▶ [YOUR OBJECTIVE]:
Find the lines with the string "January" and return them.

───── RAW DATA ─────

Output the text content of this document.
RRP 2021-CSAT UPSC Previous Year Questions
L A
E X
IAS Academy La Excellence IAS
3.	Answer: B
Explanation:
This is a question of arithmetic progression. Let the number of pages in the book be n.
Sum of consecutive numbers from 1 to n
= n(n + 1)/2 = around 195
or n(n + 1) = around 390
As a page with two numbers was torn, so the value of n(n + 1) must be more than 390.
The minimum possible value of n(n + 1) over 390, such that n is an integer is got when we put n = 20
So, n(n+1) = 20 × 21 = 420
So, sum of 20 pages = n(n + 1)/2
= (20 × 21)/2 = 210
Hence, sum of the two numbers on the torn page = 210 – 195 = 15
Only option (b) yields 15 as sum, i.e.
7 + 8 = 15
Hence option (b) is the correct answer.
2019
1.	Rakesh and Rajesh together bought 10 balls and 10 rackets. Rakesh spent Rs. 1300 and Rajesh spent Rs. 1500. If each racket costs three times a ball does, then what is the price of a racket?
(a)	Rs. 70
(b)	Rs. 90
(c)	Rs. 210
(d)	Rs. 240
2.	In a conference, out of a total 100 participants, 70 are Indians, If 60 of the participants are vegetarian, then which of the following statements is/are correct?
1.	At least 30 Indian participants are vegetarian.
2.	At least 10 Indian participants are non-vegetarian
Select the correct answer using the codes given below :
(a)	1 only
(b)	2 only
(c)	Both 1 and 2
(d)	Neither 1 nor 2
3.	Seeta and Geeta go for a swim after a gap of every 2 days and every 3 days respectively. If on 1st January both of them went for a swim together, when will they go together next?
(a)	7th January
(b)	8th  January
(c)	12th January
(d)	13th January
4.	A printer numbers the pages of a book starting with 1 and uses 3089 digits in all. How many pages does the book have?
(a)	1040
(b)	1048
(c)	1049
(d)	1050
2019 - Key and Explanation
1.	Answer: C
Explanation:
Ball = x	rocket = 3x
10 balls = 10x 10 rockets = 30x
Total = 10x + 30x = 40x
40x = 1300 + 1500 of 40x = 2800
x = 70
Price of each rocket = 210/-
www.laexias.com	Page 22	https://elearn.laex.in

─────

▶ [WORKED SOLUTION]:
3.	Seeta and Geeta go for a swim after a gap of every 2 days and every 3 days respectively. If on 1st January both of them went for a swim together, when will they go together next?
(a)	7th January
(b)	8th  January
(c)	12th January
(d)	13th January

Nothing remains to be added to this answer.